### Records shown
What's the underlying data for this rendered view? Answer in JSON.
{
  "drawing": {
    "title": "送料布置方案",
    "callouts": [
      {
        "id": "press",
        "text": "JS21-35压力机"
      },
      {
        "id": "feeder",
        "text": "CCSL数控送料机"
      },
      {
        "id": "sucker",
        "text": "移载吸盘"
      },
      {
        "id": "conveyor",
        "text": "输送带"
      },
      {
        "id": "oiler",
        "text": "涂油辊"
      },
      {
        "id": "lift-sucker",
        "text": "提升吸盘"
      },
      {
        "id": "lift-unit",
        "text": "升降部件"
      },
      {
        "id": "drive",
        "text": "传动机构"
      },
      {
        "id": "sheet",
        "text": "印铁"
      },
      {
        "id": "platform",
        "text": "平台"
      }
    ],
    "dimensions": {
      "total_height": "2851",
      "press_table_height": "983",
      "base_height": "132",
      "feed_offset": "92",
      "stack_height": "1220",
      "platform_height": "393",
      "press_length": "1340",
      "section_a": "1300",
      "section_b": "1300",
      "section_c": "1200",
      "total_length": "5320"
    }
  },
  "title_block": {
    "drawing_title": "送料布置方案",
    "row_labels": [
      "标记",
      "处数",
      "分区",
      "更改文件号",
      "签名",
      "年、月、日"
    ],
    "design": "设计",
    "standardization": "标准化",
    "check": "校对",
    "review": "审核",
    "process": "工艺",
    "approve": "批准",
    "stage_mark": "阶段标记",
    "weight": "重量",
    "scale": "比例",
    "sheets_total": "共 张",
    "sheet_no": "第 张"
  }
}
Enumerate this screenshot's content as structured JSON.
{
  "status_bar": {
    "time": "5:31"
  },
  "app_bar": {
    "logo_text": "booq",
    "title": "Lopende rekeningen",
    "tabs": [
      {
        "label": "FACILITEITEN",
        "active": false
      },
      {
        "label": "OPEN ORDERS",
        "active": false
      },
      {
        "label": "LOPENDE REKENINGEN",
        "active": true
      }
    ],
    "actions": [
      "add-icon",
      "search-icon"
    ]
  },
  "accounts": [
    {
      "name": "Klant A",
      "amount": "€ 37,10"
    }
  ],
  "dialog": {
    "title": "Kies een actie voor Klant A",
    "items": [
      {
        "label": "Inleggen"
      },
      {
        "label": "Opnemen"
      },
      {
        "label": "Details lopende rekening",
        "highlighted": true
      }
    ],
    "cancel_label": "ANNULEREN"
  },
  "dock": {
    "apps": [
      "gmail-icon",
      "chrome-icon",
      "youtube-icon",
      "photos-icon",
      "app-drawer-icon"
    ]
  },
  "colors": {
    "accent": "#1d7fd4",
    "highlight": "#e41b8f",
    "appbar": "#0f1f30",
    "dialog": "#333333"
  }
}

### Direction
Exactly reproduce every line of the data above.

### Output for this task
What's the underlying data for this rendered view? Answer in JSON.
{
  "drawing": {
    "title": "送料布置方案",
    "callouts": [
      {
        "id": "press",
        "text": "JS21-35压力机"
      },
      {
        "id": "feeder",
        "text": "CCSL数控送料机"
      },
      {
        "id": "sucker",
        "text": "移载吸盘"
      },
      {
        "id": "conveyor",
        "text": "输送带"
      },
      {
        "id": "oiler",
        "text": "涂油辊"
      },
      {
        "id": "lift-sucker",
        "text": "提升吸盘"
      },
      {
        "id": "lift-unit",
        "text": "升降部件"
      },
      {
        "id": "drive",
        "text": "传动机构"
      },
      {
        "id": "sheet",
        "text": "印铁"
      },
      {
        "id": "platform",
        "text": "平台"
      }
    ],
    "dimensions": {
      "total_height": "2851",
      "press_table_height": "983",
      "base_height": "132",
      "feed_offset": "92",
      "stack_height": "1220",
      "platform_height": "393",
      "press_length": "1340",
      "section_a": "1300",
      "section_b": "1300",
      "section_c": "1200",
      "total_length": "5320"
    }
  },
  "title_block": {
    "drawing_title": "送料布置方案",
    "row_labels": [
      "标记",
      "处数",
      "分区",
      "更改文件号",
      "签名",
      "年、月、日"
    ],
    "design": "设计",
    "standardization": "标准化",
    "check": "校对",
    "review": "审核",
    "process": "工艺",
    "approve": "批准",
    "stage_mark": "阶段标记",
    "weight": "重量",
    "scale": "比例",
    "sheets_total": "共 张",
    "sheet_no": "第 张"
  }
}
Enumerate this screenshot's content as structured JSON.
{
  "status_bar": {
    "time": "5:31"
  },
  "app_bar": {
    "logo_text": "booq",
    "title": "Lopende rekeningen",
    "tabs": [
      {
        "label": "FACILITEITEN",
        "active": false
      },
      {
        "label": "OPEN ORDERS",
        "active": false
      },
      {
        "label": "LOPENDE REKENINGEN",
        "active": true
      }
    ],
    "actions": [
      "add-icon",
      "search-icon"
    ]
  },
  "accounts": [
    {
      "name": "Klant A",
      "amount": "€ 37,10"
    }
  ],
  "dialog": {
    "title": "Kies een actie voor Klant A",
    "items": [
      {
        "label": "Inleggen"
      },
      {
        "label": "Opnemen"
      },
      {
        "label": "Details lopende rekening",
        "highlighted": true
      }
    ],
    "cancel_label": "ANNULEREN"
  },
  "dock": {
    "apps": [
      "gmail-icon",
      "chrome-icon",
      "youtube-icon",
      "photos-icon",
      "app-drawer-icon"
    ]
  },
  "colors": {
    "accent": "#1d7fd4",
    "highlight": "#e41b8f",
    "appbar": "#0f1f30",
    "dialog": "#333333"
  }
}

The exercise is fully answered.